▶ **WHAT THIS TASK INVOLVES**
Please rewrite the data from the line with "data-point: [721, 392, 738, 409]" up to and including the line with "data-point: [434, 227, 451, 244]" as a numbered list, leaving out any blank lines.

## begin RECORDS SUPPLIED

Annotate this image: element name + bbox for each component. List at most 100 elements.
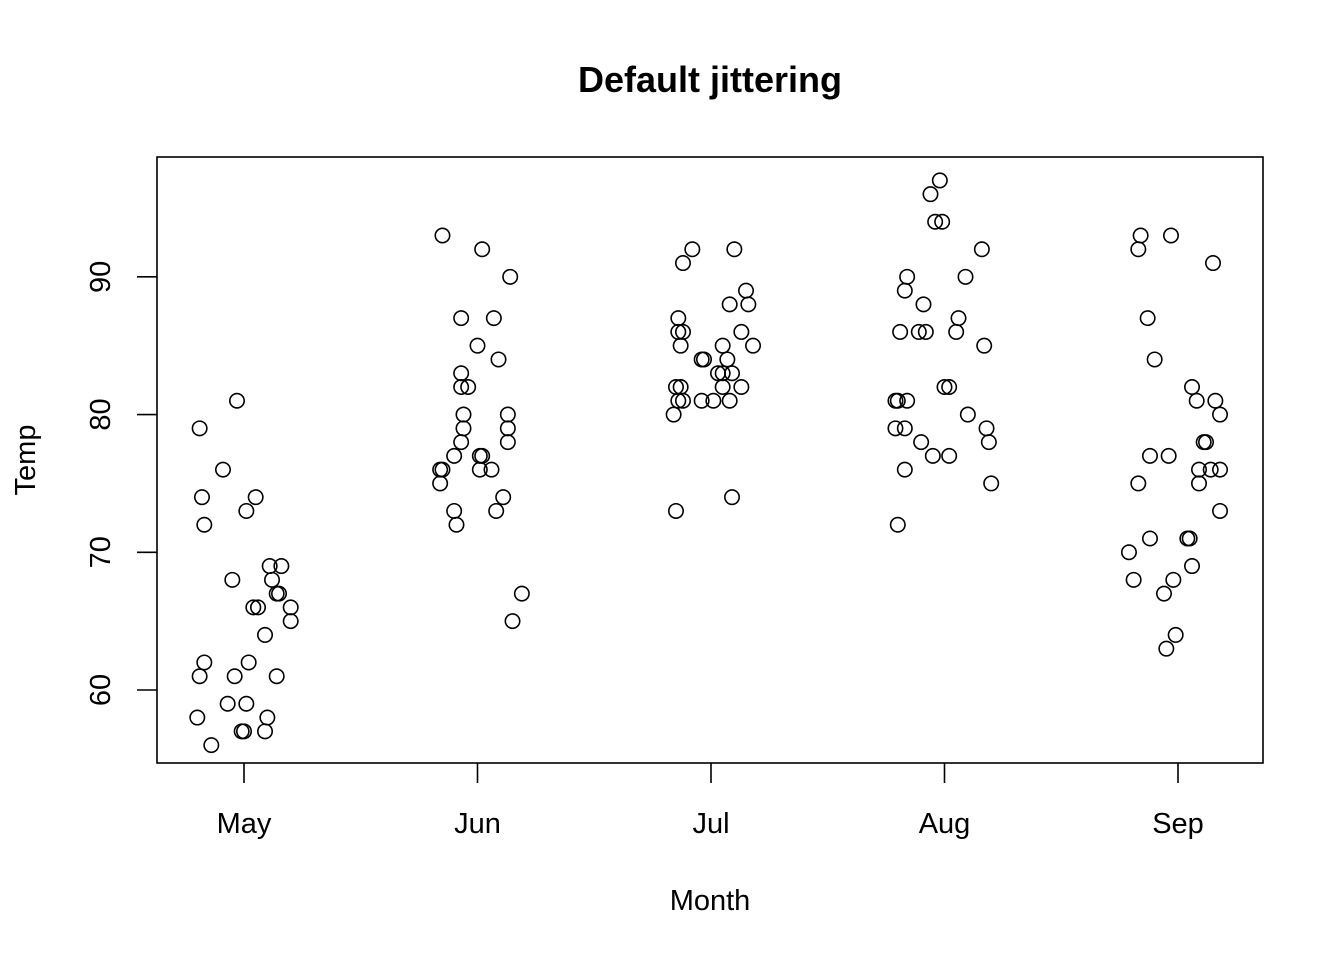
data-point: [721, 392, 738, 409]
data-point: [695, 351, 712, 368]
data-point: [1207, 392, 1224, 409]
data-point: [745, 337, 762, 354]
x-tick-label: May: [217, 808, 272, 840]
data-point: [1125, 571, 1142, 588]
data-point: [1162, 227, 1179, 244]
data-point: [189, 709, 206, 726]
data-point: [236, 723, 253, 740]
x-tick-label: Jul: [692, 808, 729, 840]
data-point: [226, 668, 243, 685]
data-point: [446, 447, 463, 464]
data-point: [1132, 227, 1149, 244]
data-point: [980, 434, 997, 451]
data-point: [238, 695, 255, 712]
data-points: [189, 172, 1229, 754]
data-point: [434, 227, 451, 244]
data-point: [455, 420, 472, 437]
data-point: [896, 461, 913, 478]
data-point: [936, 379, 953, 396]
data-point: [983, 475, 1000, 492]
data-point: [1120, 544, 1137, 561]
data-point: [957, 268, 974, 285]
data-point: [1184, 558, 1201, 575]
data-point: [485, 310, 502, 327]
plot-frame: [156, 156, 1264, 764]
data-point: [896, 420, 913, 437]
data-point: [899, 392, 916, 409]
data-point: [453, 365, 470, 382]
data-point: [499, 434, 516, 451]
data-point: [1158, 640, 1175, 657]
data-point: [674, 255, 691, 272]
data-point: [191, 420, 208, 437]
data-point: [453, 310, 470, 327]
data-point: [1160, 447, 1177, 464]
data-point: [976, 337, 993, 354]
data-point: [910, 323, 927, 340]
data-point: [455, 406, 472, 423]
data-point: [733, 323, 750, 340]
y-axis: 60 70 80 90: [85, 261, 157, 706]
data-point: [238, 502, 255, 519]
data-point: [978, 420, 995, 437]
data-point: [1198, 434, 1215, 451]
data-point: [264, 571, 281, 588]
data-point: [513, 585, 530, 602]
data-point: [726, 241, 743, 258]
data-point: [1165, 571, 1182, 588]
data-point: [1141, 447, 1158, 464]
data-point: [245, 599, 262, 616]
data-point: [934, 213, 951, 230]
data-point: [1167, 626, 1184, 643]
data-point: [913, 434, 930, 451]
data-point: [674, 392, 691, 409]
y-axis-label: Temp: [10, 425, 42, 496]
data-point: [448, 516, 465, 533]
data-point: [196, 654, 213, 671]
data-point: [247, 489, 264, 506]
data-point: [667, 502, 684, 519]
data-point: [941, 447, 958, 464]
data-point: [941, 379, 958, 396]
data-point: [950, 310, 967, 327]
data-point: [1146, 351, 1163, 368]
data-point: [887, 420, 904, 437]
data-point: [948, 323, 965, 340]
data-point: [504, 613, 521, 630]
data-point: [1212, 461, 1229, 478]
data-point: [1155, 585, 1172, 602]
data-point: [228, 392, 245, 409]
data-point: [490, 351, 507, 368]
data-point: [203, 737, 220, 754]
data-point: [1141, 530, 1158, 547]
data-point: [446, 502, 463, 519]
data-point: [1130, 241, 1147, 258]
data-point: [193, 489, 210, 506]
data-point: [1188, 392, 1205, 409]
data-point: [1191, 475, 1208, 492]
data-point: [191, 668, 208, 685]
data-point: [927, 213, 944, 230]
data-point: [224, 571, 241, 588]
data-point: [219, 695, 236, 712]
data-point: [714, 337, 731, 354]
data-point: [917, 323, 934, 340]
data-point: [738, 282, 755, 299]
data-point: [495, 489, 512, 506]
data-point: [931, 172, 948, 189]
x-axis: May Jun Jul Aug Sep: [217, 763, 1204, 840]
data-point: [665, 406, 682, 423]
data-point: [733, 379, 750, 396]
data-point: [899, 268, 916, 285]
data-point: [469, 337, 486, 354]
data-point: [889, 516, 906, 533]
data-point: [474, 241, 491, 258]
data-point: [214, 461, 231, 478]
data-point: [705, 392, 722, 409]
data-point: [240, 654, 257, 671]
data-point: [973, 241, 990, 258]
data-point: [724, 365, 741, 382]
y-tick-label: 90: [85, 261, 117, 293]
data-point: [488, 502, 505, 519]
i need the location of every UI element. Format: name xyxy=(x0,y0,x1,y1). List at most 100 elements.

## end RECORDS SUPPLIED

▶ **FULL RESPONSE**
1. data-point: [721, 392, 738, 409]
2. data-point: [695, 351, 712, 368]
3. data-point: [1207, 392, 1224, 409]
4. data-point: [745, 337, 762, 354]
5. x-tick-label: May: [217, 808, 272, 840]
6. data-point: [1125, 571, 1142, 588]
7. data-point: [1162, 227, 1179, 244]
8. data-point: [189, 709, 206, 726]
9. data-point: [236, 723, 253, 740]
10. x-tick-label: Jul: [692, 808, 729, 840]
11. data-point: [226, 668, 243, 685]
12. data-point: [446, 447, 463, 464]
13. data-point: [1132, 227, 1149, 244]
14. data-point: [980, 434, 997, 451]
15. data-point: [238, 695, 255, 712]
16. data-points: [189, 172, 1229, 754]
17. data-point: [434, 227, 451, 244]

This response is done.